What needs to be done: From the listing below, select every line where the word "value" appears.

# Excerpted records start

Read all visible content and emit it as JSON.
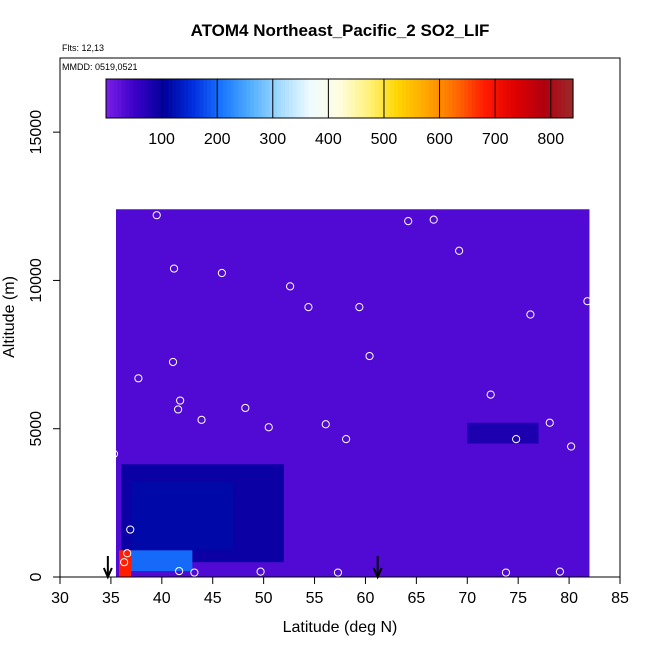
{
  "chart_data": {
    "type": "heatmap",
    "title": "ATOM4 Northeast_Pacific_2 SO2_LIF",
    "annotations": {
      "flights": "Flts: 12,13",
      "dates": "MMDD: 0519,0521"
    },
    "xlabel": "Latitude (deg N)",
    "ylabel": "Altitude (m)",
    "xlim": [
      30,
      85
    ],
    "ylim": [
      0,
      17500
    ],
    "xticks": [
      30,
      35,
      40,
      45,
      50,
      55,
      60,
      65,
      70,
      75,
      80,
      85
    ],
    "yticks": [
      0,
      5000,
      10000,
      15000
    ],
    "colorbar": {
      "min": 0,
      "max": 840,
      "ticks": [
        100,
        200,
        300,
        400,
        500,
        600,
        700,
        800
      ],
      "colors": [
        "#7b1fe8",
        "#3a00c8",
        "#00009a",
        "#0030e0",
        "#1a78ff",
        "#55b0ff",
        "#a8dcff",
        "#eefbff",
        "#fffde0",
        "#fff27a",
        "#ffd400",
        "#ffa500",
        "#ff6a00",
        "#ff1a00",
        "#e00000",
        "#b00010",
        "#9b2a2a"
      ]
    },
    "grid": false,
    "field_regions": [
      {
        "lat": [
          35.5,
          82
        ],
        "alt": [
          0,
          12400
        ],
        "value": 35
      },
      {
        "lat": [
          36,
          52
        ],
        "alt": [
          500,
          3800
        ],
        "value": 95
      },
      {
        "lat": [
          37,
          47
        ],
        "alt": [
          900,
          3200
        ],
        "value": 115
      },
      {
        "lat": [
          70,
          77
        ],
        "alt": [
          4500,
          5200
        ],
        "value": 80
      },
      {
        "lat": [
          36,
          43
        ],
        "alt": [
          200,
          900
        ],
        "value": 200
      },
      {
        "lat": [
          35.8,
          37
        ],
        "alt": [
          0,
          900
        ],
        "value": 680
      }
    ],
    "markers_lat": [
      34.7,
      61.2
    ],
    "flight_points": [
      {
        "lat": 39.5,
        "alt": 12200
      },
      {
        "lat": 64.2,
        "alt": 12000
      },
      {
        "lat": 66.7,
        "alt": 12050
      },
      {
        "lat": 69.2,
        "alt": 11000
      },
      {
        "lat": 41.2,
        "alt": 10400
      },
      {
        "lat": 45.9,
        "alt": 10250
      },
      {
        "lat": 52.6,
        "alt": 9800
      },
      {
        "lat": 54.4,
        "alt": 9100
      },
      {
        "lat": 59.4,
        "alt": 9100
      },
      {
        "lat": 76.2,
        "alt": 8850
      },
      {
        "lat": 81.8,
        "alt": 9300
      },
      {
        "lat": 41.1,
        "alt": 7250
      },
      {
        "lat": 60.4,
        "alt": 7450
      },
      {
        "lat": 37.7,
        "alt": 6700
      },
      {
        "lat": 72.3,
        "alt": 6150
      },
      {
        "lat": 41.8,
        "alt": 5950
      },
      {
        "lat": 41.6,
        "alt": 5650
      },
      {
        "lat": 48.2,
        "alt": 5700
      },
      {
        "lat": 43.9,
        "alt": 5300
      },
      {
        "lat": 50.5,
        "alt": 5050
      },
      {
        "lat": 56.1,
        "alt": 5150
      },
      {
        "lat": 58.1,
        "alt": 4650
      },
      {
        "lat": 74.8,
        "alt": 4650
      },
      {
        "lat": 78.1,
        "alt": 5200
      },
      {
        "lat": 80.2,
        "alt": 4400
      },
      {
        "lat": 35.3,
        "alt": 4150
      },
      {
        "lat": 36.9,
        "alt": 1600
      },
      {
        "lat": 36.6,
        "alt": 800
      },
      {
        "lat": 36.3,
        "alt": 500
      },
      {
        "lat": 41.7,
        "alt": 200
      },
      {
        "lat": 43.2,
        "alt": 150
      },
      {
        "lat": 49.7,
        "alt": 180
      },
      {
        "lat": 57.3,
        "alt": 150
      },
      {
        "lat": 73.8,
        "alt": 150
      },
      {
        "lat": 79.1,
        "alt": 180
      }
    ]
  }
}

# Excerpted records end

Answer to this exercise:
        "value": 35
        "value": 95
        "value": 115
        "value": 80
        "value": 200
        "value": 680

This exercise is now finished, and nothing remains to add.